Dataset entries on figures
------------------------------------------------------------

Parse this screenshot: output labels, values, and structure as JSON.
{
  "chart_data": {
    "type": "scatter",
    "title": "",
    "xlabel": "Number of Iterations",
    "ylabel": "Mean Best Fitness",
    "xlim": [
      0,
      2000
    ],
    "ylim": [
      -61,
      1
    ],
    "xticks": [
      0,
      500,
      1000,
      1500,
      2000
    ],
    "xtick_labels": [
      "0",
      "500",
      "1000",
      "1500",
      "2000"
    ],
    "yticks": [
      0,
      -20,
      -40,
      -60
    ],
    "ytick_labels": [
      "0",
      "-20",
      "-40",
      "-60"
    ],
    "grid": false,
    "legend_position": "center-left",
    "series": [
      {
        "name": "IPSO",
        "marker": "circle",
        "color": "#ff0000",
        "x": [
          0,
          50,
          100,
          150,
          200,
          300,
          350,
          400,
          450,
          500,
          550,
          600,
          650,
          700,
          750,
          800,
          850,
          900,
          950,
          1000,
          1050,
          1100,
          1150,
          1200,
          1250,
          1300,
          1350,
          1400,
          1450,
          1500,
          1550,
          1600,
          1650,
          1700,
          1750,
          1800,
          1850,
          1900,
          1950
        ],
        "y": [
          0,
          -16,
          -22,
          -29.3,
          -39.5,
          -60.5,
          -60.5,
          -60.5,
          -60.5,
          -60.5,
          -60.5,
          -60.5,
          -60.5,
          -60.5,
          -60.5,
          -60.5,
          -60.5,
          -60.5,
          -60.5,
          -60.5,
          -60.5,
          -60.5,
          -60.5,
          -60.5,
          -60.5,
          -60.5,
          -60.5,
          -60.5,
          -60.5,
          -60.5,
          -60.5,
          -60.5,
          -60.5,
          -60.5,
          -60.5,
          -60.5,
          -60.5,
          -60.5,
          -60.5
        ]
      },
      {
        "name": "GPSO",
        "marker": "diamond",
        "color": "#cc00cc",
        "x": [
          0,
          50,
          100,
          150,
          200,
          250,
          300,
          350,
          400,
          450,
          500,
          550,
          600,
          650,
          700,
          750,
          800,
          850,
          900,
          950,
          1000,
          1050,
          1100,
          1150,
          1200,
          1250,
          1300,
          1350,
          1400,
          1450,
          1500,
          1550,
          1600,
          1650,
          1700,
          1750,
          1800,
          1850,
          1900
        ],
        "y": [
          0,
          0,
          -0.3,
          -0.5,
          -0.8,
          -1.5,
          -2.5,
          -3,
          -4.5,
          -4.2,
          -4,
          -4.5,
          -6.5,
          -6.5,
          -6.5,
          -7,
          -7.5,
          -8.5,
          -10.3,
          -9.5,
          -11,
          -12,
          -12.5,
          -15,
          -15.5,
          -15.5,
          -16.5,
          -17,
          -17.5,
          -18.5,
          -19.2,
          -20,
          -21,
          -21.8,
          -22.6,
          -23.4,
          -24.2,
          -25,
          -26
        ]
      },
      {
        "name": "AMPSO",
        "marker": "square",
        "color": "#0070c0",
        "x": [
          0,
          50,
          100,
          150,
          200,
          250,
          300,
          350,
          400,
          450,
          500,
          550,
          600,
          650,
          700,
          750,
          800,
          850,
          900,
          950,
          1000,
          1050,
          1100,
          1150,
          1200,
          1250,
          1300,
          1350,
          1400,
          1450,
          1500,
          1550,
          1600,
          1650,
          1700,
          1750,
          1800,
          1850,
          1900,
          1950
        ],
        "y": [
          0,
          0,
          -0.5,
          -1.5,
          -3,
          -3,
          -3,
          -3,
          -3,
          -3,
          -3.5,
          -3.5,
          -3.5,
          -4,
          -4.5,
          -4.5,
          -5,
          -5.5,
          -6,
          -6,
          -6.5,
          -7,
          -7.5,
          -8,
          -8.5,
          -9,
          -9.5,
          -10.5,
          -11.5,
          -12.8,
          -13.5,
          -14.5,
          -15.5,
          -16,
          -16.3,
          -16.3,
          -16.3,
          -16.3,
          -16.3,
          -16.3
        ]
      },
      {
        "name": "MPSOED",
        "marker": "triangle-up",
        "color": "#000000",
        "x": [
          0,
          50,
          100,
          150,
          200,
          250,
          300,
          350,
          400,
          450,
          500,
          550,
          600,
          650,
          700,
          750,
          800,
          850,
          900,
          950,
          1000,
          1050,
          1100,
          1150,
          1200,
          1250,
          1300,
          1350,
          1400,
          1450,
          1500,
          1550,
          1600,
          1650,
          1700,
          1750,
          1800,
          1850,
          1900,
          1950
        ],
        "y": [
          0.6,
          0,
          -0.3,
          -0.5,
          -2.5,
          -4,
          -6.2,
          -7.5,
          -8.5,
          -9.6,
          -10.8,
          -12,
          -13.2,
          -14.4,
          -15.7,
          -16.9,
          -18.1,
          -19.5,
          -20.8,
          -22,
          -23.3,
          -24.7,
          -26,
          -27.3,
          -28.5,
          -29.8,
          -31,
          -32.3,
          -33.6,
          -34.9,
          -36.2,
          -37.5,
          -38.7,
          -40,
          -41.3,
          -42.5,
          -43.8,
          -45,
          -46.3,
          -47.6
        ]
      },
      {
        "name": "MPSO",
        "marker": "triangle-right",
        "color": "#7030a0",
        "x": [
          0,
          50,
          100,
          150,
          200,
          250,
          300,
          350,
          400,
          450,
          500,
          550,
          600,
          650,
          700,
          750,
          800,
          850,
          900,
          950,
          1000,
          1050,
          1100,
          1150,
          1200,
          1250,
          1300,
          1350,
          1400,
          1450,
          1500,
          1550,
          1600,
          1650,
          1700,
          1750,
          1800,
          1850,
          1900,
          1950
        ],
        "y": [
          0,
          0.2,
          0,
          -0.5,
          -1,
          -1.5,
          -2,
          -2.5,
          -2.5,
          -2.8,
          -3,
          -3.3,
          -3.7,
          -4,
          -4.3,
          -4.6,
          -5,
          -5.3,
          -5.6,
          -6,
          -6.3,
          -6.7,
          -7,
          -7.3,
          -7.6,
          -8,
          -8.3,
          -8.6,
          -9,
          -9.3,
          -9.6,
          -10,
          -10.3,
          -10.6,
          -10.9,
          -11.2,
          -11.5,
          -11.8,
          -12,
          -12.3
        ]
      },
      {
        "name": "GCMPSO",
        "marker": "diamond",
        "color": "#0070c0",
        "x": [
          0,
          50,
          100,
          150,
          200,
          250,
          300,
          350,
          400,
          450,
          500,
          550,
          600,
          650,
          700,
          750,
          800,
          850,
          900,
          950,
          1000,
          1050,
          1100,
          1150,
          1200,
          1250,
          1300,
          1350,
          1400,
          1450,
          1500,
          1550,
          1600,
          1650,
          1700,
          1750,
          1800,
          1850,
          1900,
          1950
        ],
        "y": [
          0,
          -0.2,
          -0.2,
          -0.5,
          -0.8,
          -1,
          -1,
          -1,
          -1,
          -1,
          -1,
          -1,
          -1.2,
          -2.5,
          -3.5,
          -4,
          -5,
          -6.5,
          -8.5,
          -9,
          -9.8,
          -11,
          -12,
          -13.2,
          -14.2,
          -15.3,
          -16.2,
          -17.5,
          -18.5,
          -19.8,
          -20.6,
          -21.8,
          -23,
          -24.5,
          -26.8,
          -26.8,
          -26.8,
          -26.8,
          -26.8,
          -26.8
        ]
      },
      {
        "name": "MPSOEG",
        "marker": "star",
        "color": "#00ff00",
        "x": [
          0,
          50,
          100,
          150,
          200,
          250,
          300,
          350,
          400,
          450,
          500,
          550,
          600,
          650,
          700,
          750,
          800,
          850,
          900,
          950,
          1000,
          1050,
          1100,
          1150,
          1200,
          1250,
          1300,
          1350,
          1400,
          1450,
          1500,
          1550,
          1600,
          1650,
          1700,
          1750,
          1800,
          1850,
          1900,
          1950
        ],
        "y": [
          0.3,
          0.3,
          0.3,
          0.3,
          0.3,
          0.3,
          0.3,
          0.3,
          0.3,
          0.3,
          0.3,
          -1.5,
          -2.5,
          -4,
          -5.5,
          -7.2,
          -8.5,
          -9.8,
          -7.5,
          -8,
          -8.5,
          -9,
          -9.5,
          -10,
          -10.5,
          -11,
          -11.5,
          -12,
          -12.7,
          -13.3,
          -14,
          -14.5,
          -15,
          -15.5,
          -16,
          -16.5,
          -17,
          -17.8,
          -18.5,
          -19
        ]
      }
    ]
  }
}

------------------------------------------------------------

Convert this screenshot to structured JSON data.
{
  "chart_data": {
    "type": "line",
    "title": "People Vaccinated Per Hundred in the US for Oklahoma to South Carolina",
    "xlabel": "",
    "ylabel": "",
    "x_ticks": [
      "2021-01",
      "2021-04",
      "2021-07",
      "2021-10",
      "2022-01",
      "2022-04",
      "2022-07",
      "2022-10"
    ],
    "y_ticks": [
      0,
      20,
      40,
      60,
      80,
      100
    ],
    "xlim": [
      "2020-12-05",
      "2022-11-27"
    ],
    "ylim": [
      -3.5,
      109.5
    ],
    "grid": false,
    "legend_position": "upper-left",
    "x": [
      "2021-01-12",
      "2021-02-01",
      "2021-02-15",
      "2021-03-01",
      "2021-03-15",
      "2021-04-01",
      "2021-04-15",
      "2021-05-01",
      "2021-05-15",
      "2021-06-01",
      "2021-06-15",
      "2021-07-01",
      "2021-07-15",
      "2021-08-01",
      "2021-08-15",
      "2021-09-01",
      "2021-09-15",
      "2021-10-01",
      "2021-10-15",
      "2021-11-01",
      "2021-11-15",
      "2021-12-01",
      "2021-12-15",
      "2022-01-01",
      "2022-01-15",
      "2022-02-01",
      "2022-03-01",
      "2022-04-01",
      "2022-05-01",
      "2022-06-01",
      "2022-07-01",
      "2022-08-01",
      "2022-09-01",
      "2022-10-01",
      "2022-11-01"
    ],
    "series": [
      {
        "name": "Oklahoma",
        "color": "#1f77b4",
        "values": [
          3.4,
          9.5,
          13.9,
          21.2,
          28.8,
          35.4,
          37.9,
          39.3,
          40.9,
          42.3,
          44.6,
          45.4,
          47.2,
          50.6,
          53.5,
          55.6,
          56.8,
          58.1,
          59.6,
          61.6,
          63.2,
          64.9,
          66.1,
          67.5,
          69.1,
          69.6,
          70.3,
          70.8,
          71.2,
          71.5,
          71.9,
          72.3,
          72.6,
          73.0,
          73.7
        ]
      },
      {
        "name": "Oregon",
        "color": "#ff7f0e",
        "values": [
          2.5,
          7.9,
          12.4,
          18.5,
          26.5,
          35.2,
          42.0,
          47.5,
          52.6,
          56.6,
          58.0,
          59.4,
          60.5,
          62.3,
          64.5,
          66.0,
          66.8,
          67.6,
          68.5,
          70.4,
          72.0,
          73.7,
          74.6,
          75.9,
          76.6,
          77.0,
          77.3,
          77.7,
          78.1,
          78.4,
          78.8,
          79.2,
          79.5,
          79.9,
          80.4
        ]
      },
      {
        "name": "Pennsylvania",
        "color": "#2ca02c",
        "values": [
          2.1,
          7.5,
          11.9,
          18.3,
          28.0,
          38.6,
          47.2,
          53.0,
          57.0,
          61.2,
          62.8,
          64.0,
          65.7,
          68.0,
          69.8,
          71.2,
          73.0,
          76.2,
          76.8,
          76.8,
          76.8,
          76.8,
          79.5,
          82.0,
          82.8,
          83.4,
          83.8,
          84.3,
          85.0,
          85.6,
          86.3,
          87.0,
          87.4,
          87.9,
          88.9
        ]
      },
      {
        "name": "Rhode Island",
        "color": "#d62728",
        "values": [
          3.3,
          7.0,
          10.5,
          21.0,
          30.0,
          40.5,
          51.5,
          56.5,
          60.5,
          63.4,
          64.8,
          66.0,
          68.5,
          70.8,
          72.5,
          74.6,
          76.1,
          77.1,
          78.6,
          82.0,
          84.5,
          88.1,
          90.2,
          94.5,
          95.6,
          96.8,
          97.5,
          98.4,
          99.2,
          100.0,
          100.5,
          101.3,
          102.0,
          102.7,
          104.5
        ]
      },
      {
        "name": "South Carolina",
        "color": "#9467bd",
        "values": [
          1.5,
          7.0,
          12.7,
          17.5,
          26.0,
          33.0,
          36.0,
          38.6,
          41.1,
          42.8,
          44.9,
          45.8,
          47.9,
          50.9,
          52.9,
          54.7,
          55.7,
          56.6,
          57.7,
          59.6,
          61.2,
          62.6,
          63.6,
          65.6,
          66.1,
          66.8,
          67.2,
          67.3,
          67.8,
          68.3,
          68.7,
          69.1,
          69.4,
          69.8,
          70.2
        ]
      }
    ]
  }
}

------------------------------------------------------------

Exercise objective => Find the lines above that contain the word "left" and collect them.

In response =>
    "legend_position": "center-left",
    "legend_position": "upper-left",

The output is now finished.